YOUR TASK
Go through the records and give each one again exactly.

>> start MATERIAL TO PROCESS

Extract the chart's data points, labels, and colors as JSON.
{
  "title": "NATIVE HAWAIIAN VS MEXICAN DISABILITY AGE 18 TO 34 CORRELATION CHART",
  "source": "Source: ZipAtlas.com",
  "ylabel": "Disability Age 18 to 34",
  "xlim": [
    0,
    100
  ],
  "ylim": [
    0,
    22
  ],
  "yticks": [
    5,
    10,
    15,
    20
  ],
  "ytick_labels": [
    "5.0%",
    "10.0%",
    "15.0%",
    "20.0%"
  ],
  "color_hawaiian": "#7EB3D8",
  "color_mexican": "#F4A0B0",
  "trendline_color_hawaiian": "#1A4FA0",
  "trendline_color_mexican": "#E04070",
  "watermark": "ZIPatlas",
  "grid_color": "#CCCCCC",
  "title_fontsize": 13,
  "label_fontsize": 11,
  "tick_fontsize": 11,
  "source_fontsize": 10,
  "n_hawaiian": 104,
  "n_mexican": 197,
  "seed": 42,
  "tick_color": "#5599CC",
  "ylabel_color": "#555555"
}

>> end MATERIAL TO PROCESS

FINISHED ANSWER
Extract the chart's data points, labels, and colors as JSON.
{
  "title": "NATIVE HAWAIIAN VS MEXICAN DISABILITY AGE 18 TO 34 CORRELATION CHART",
  "source": "Source: ZipAtlas.com",
  "ylabel": "Disability Age 18 to 34",
  "xlim": [
    0,
    100
  ],
  "ylim": [
    0,
    22
  ],
  "yticks": [
    5,
    10,
    15,
    20
  ],
  "ytick_labels": [
    "5.0%",
    "10.0%",
    "15.0%",
    "20.0%"
  ],
  "color_hawaiian": "#7EB3D8",
  "color_mexican": "#F4A0B0",
  "trendline_color_hawaiian": "#1A4FA0",
  "trendline_color_mexican": "#E04070",
  "watermark": "ZIPatlas",
  "grid_color": "#CCCCCC",
  "title_fontsize": 13,
  "label_fontsize": 11,
  "tick_fontsize": 11,
  "source_fontsize": 10,
  "n_hawaiian": 104,
  "n_mexican": 197,
  "seed": 42,
  "tick_color": "#5599CC",
  "ylabel_color": "#555555"
}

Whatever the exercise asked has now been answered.